AIM OF THE EXERCISE
Check each line below for "Confidences" and report how many have it, nothing else.

++++++

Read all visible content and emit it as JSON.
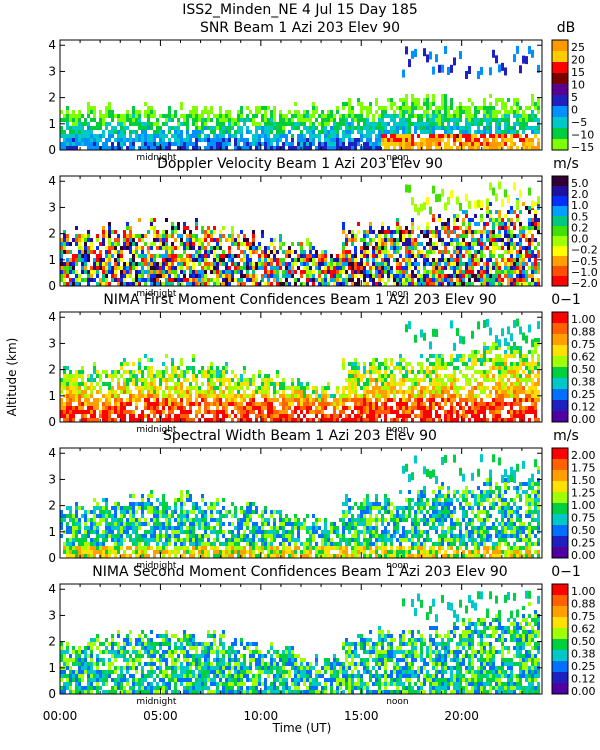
{
  "header": "ISS2_Minden_NE    4 Jul 15 Day 185",
  "ylabel": "Altitude (km)",
  "xlabel": "Time (UT)",
  "x_ticks": [
    "00:00",
    "05:00",
    "10:00",
    "15:00",
    "20:00"
  ],
  "annotations": {
    "midnight": "midnight",
    "noon": "noon"
  },
  "chart_data": [
    {
      "type": "heatmap",
      "title": "SNR Beam 1 Azi 203 Elev 90",
      "units": "dB",
      "y_ticks": [
        "0",
        "1",
        "2",
        "3",
        "4"
      ],
      "ylim": [
        0,
        4.2
      ],
      "xlim_hours": [
        0,
        24
      ],
      "colorbar_labels": [
        "25",
        "20",
        "15",
        "10",
        "5",
        "0",
        "−5",
        "−10",
        "−15"
      ],
      "colors": [
        "#ff9900",
        "#ffcc00",
        "#ff0000",
        "#7a0000",
        "#5a0090",
        "#2020c0",
        "#0090ff",
        "#00c8c8",
        "#00cc40",
        "#80ff00"
      ]
    },
    {
      "type": "heatmap",
      "title": "Doppler Velocity Beam 1 Azi 203 Elev 90",
      "units": "m/s",
      "y_ticks": [
        "0",
        "1",
        "2",
        "3",
        "4"
      ],
      "ylim": [
        0,
        4.2
      ],
      "xlim_hours": [
        0,
        24
      ],
      "colorbar_labels": [
        "5.0",
        "2.0",
        "1.0",
        "0.5",
        "0.2",
        "0.0",
        "−0.2",
        "−0.5",
        "−1.0",
        "−2.0"
      ],
      "colors": [
        "#300030",
        "#2010a0",
        "#0030ff",
        "#00a0ff",
        "#00c880",
        "#40e000",
        "#a0ff00",
        "#ffff00",
        "#ffa000",
        "#ff5000",
        "#ff0000"
      ]
    },
    {
      "type": "heatmap",
      "title": "NIMA First Moment Confidences Beam 1 Azi 203 Elev 90",
      "units": "0−1",
      "y_ticks": [
        "0",
        "1",
        "2",
        "3",
        "4"
      ],
      "ylim": [
        0,
        4.2
      ],
      "xlim_hours": [
        0,
        24
      ],
      "colorbar_labels": [
        "1.00",
        "0.88",
        "0.75",
        "0.62",
        "0.50",
        "0.38",
        "0.25",
        "0.12",
        "0.00"
      ],
      "colors": [
        "#ff0000",
        "#ff6000",
        "#ffa000",
        "#ffe000",
        "#a0ff00",
        "#00d040",
        "#00c8c8",
        "#0070ff",
        "#2020c0",
        "#5000a0"
      ]
    },
    {
      "type": "heatmap",
      "title": "Spectral Width Beam 1 Azi 203 Elev 90",
      "units": "m/s",
      "y_ticks": [
        "0",
        "1",
        "2",
        "3",
        "4"
      ],
      "ylim": [
        0,
        4.2
      ],
      "xlim_hours": [
        0,
        24
      ],
      "colorbar_labels": [
        "2.00",
        "1.75",
        "1.50",
        "1.25",
        "1.00",
        "0.75",
        "0.50",
        "0.25",
        "0.00"
      ],
      "colors": [
        "#ff0000",
        "#ff6000",
        "#ffa000",
        "#ffe000",
        "#a0ff00",
        "#00d040",
        "#00c8c8",
        "#0070ff",
        "#2020c0",
        "#5000a0"
      ]
    },
    {
      "type": "heatmap",
      "title": "NIMA Second Moment Confidences Beam 1 Azi 203 Elev 90",
      "units": "0−1",
      "y_ticks": [
        "0",
        "1",
        "2",
        "3",
        "4"
      ],
      "ylim": [
        0,
        4.2
      ],
      "xlim_hours": [
        0,
        24
      ],
      "colorbar_labels": [
        "1.00",
        "0.88",
        "0.75",
        "0.62",
        "0.50",
        "0.38",
        "0.25",
        "0.12",
        "0.00"
      ],
      "colors": [
        "#ff0000",
        "#ff6000",
        "#ffa000",
        "#ffe000",
        "#a0ff00",
        "#00d040",
        "#00c8c8",
        "#0070ff",
        "#2020c0",
        "#5000a0"
      ]
    }
  ]
}
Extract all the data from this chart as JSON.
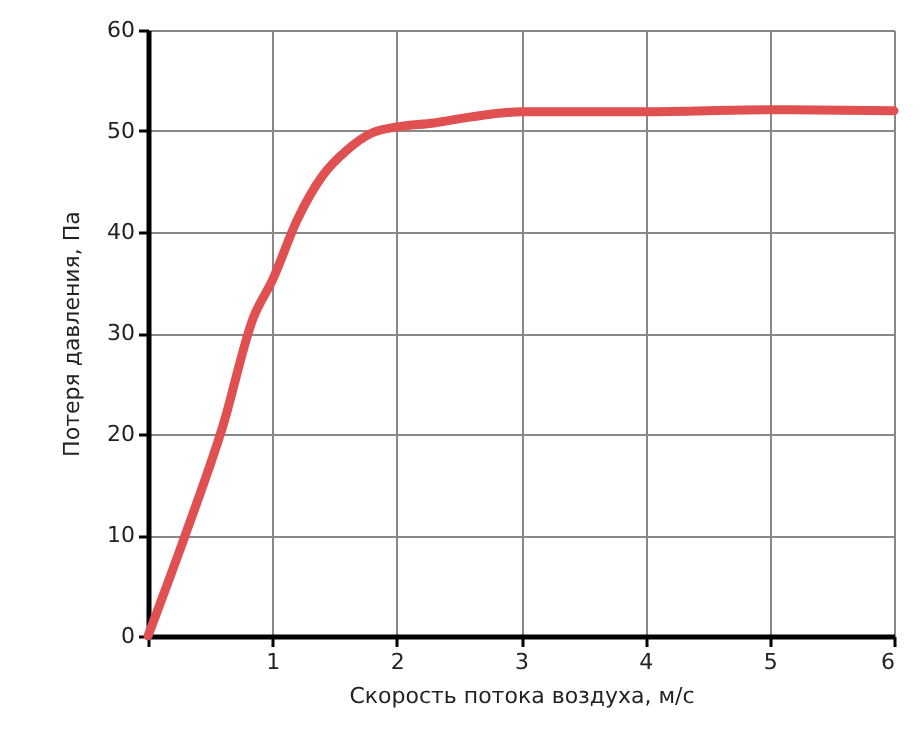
{
  "chart_data": {
    "type": "line",
    "xlabel": "Скорость потока воздуха, м/с",
    "ylabel": "Потеря давления, Па",
    "xlim": [
      0,
      6
    ],
    "xticks": [
      {
        "value": 0,
        "label": null
      },
      1,
      2,
      3,
      4,
      5,
      6
    ],
    "ylim": [
      0,
      60
    ],
    "yticks": [
      0,
      10,
      20,
      30,
      40,
      50,
      60
    ],
    "grid": true,
    "marker": "none",
    "line_style": "solid",
    "series": [
      {
        "color": "#e05050",
        "x": [
          0,
          0.3,
          0.6,
          0.85,
          1,
          1.2,
          1.4,
          1.6,
          1.8,
          2,
          2.3,
          2.6,
          3,
          4,
          5,
          6
        ],
        "values": [
          0,
          10,
          20.7,
          31.6,
          35.2,
          41.2,
          45.5,
          48.1,
          49.8,
          50.4,
          50.8,
          51.4,
          51.9,
          51.9,
          52.1,
          52
        ]
      }
    ]
  }
}
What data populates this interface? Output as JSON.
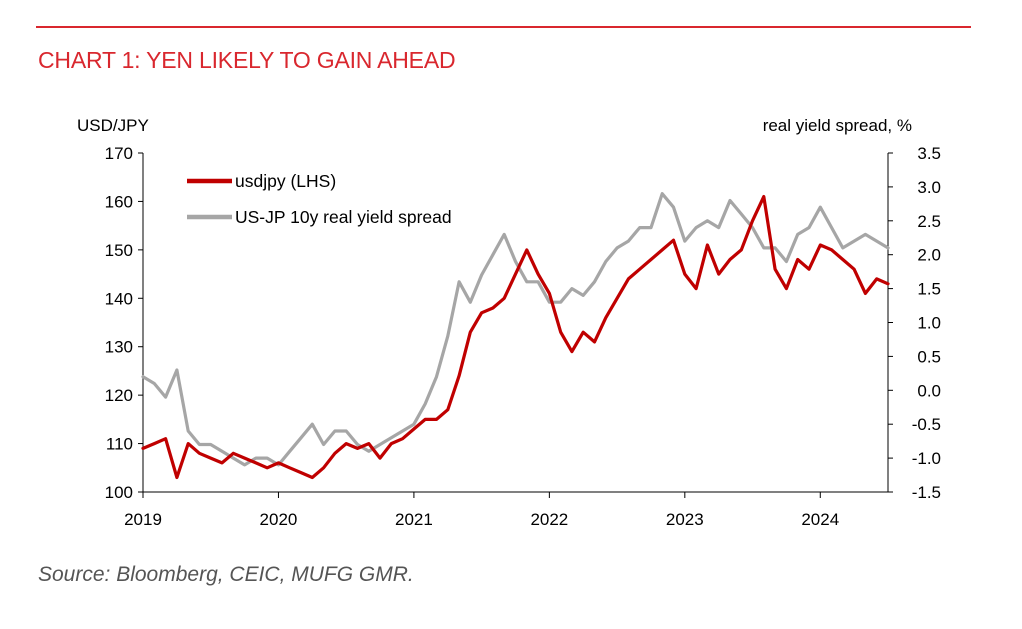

++++++

FINISHED TASK
2